Copy down every line where the string "this" shows up.

"""

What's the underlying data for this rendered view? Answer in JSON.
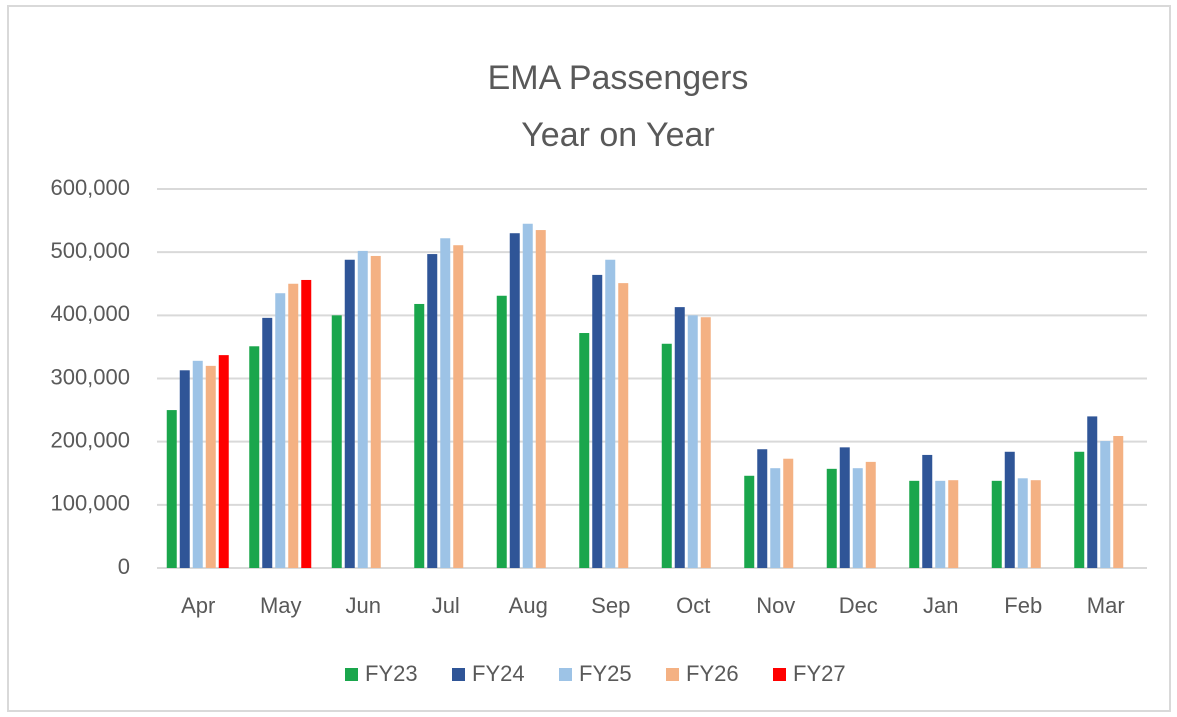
{
  "chart_data": {
    "type": "bar",
    "title": [
      "EMA Passengers",
      "Year on Year"
    ],
    "categories": [
      "Apr",
      "May",
      "Jun",
      "Jul",
      "Aug",
      "Sep",
      "Oct",
      "Nov",
      "Dec",
      "Jan",
      "Feb",
      "Mar"
    ],
    "series": [
      {
        "name": "FY23",
        "color": "#1aa64c",
        "values": [
          250000,
          351000,
          400000,
          418000,
          431000,
          372000,
          355000,
          146000,
          157000,
          138000,
          138000,
          184000
        ]
      },
      {
        "name": "FY24",
        "color": "#2f5597",
        "values": [
          313000,
          396000,
          488000,
          497000,
          530000,
          464000,
          413000,
          188000,
          191000,
          179000,
          184000,
          240000
        ]
      },
      {
        "name": "FY25",
        "color": "#9dc3e6",
        "values": [
          328000,
          435000,
          502000,
          522000,
          545000,
          488000,
          400000,
          158000,
          158000,
          138000,
          142000,
          201000
        ]
      },
      {
        "name": "FY26",
        "color": "#f4b183",
        "values": [
          320000,
          450000,
          494000,
          511000,
          535000,
          451000,
          397000,
          173000,
          168000,
          139000,
          139000,
          209000
        ]
      },
      {
        "name": "FY27",
        "color": "#ff0000",
        "values": [
          337000,
          456000,
          null,
          null,
          null,
          null,
          null,
          null,
          null,
          null,
          null,
          null
        ]
      }
    ],
    "ylim": [
      0,
      600000
    ],
    "yticks": [
      0,
      {
        "value": 100000,
        "label": "100,000"
      },
      {
        "value": 200000,
        "label": "200,000"
      },
      {
        "value": 300000,
        "label": "300,000"
      },
      {
        "value": 400000,
        "label": "400,000"
      },
      {
        "value": 500000,
        "label": "500,000"
      },
      {
        "value": 600000,
        "label": "600,000"
      }
    ],
    "grid": true,
    "legend": "bottom"
  }
}
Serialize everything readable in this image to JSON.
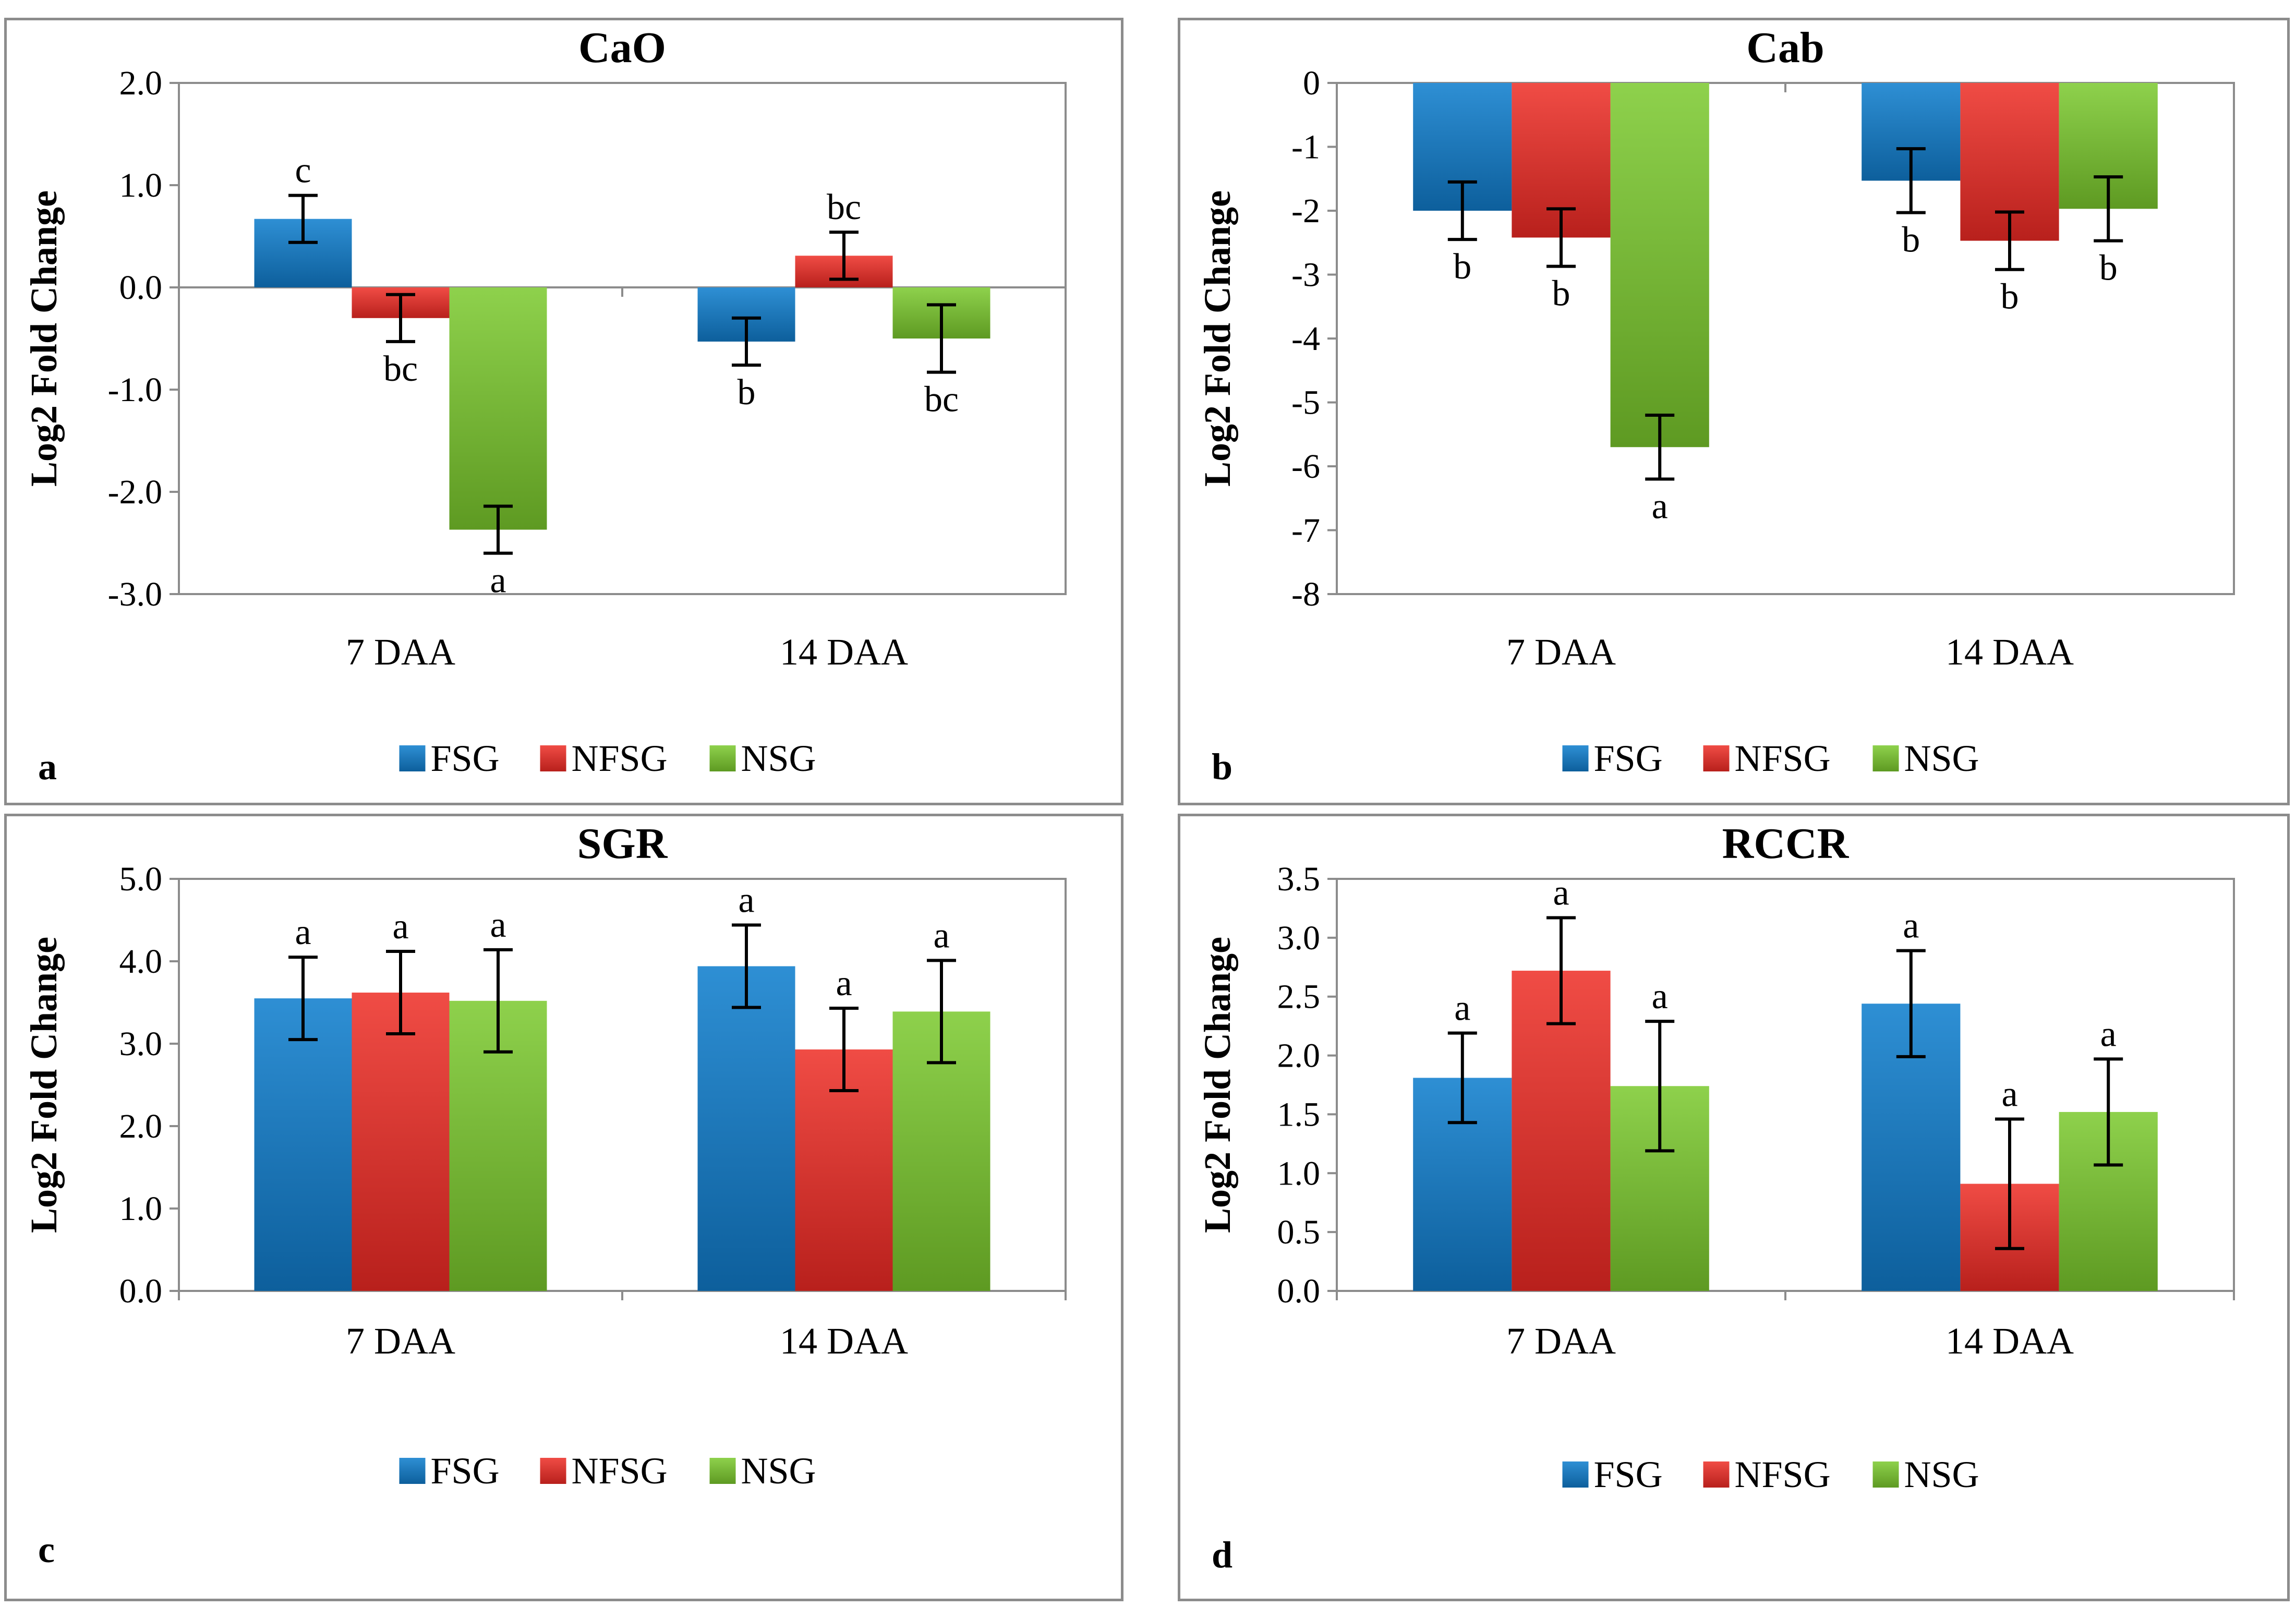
{
  "colors": {
    "FSG": [
      "#2e8fd4",
      "#0d5f9c"
    ],
    "NFSG": [
      "#f04c45",
      "#b8201c"
    ],
    "NSG": [
      "#8ed14c",
      "#5e9a22"
    ]
  },
  "chart_data": [
    {
      "type": "bar",
      "panel_letter": "a",
      "title": "CaO",
      "ylabel": "Log2 Fold Change",
      "xlabel": "",
      "ylim": [
        -3.0,
        2.0
      ],
      "yticks": [
        2.0,
        1.0,
        0.0,
        -1.0,
        -2.0,
        -3.0
      ],
      "ytick_labels": [
        "2.0",
        "1.0",
        "0.0",
        "-1.0",
        "-2.0",
        "-3.0"
      ],
      "categories": [
        "7 DAA",
        "14 DAA"
      ],
      "legend": [
        "FSG",
        "NFSG",
        "NSG"
      ],
      "legend_position": "bottom",
      "series": [
        {
          "name": "FSG",
          "values": [
            0.67,
            -0.53
          ],
          "errors": [
            0.23,
            0.23
          ],
          "labels": [
            "c",
            "b"
          ]
        },
        {
          "name": "NFSG",
          "values": [
            -0.3,
            0.31
          ],
          "errors": [
            0.23,
            0.23
          ],
          "labels": [
            "bc",
            "bc"
          ]
        },
        {
          "name": "NSG",
          "values": [
            -2.37,
            -0.5
          ],
          "errors": [
            0.23,
            0.33
          ],
          "labels": [
            "a",
            "bc"
          ]
        }
      ]
    },
    {
      "type": "bar",
      "panel_letter": "b",
      "title": "Cab",
      "ylabel": "Log2 Fold Change",
      "xlabel": "",
      "ylim": [
        -8,
        0
      ],
      "yticks": [
        0,
        -1,
        -2,
        -3,
        -4,
        -5,
        -6,
        -7,
        -8
      ],
      "ytick_labels": [
        "0",
        "-1",
        "-2",
        "-3",
        "-4",
        "-5",
        "-6",
        "-7",
        "-8"
      ],
      "categories": [
        "7 DAA",
        "14 DAA"
      ],
      "legend": [
        "FSG",
        "NFSG",
        "NSG"
      ],
      "legend_position": "bottom",
      "series": [
        {
          "name": "FSG",
          "values": [
            -2.0,
            -1.53
          ],
          "errors": [
            0.45,
            0.5
          ],
          "labels": [
            "b",
            "b"
          ]
        },
        {
          "name": "NFSG",
          "values": [
            -2.42,
            -2.47
          ],
          "errors": [
            0.45,
            0.45
          ],
          "labels": [
            "b",
            "b"
          ]
        },
        {
          "name": "NSG",
          "values": [
            -5.7,
            -1.97
          ],
          "errors": [
            0.5,
            0.5
          ],
          "labels": [
            "a",
            "b"
          ]
        }
      ]
    },
    {
      "type": "bar",
      "panel_letter": "c",
      "title": "SGR",
      "ylabel": "Log2 Fold Change",
      "xlabel": "",
      "ylim": [
        0.0,
        5.0
      ],
      "yticks": [
        5.0,
        4.0,
        3.0,
        2.0,
        1.0,
        0.0
      ],
      "ytick_labels": [
        "5.0",
        "4.0",
        "3.0",
        "2.0",
        "1.0",
        "0.0"
      ],
      "categories": [
        "7 DAA",
        "14 DAA"
      ],
      "legend": [
        "FSG",
        "NFSG",
        "NSG"
      ],
      "legend_position": "bottom",
      "series": [
        {
          "name": "FSG",
          "values": [
            3.55,
            3.94
          ],
          "errors": [
            0.5,
            0.5
          ],
          "labels": [
            "a",
            "a"
          ]
        },
        {
          "name": "NFSG",
          "values": [
            3.62,
            2.93
          ],
          "errors": [
            0.5,
            0.5
          ],
          "labels": [
            "a",
            "a"
          ]
        },
        {
          "name": "NSG",
          "values": [
            3.52,
            3.39
          ],
          "errors": [
            0.62,
            0.62
          ],
          "labels": [
            "a",
            "a"
          ]
        }
      ]
    },
    {
      "type": "bar",
      "panel_letter": "d",
      "title": "RCCR",
      "ylabel": "Log2 Fold Change",
      "xlabel": "",
      "ylim": [
        0.0,
        3.5
      ],
      "yticks": [
        3.5,
        3.0,
        2.5,
        2.0,
        1.5,
        1.0,
        0.5,
        0.0
      ],
      "ytick_labels": [
        "3.5",
        "3.0",
        "2.5",
        "2.0",
        "1.5",
        "1.0",
        "0.5",
        "0.0"
      ],
      "categories": [
        "7 DAA",
        "14 DAA"
      ],
      "legend": [
        "FSG",
        "NFSG",
        "NSG"
      ],
      "legend_position": "bottom",
      "series": [
        {
          "name": "FSG",
          "values": [
            1.81,
            2.44
          ],
          "errors": [
            0.38,
            0.45
          ],
          "labels": [
            "a",
            "a"
          ]
        },
        {
          "name": "NFSG",
          "values": [
            2.72,
            0.91
          ],
          "errors": [
            0.45,
            0.55
          ],
          "labels": [
            "a",
            "a"
          ]
        },
        {
          "name": "NSG",
          "values": [
            1.74,
            1.52
          ],
          "errors": [
            0.55,
            0.45
          ],
          "labels": [
            "a",
            "a"
          ]
        }
      ]
    }
  ]
}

"""

Right answer:
What's the underlying data for this rendered view? Answer in JSON.
Serialize everything readable in this image to JSON.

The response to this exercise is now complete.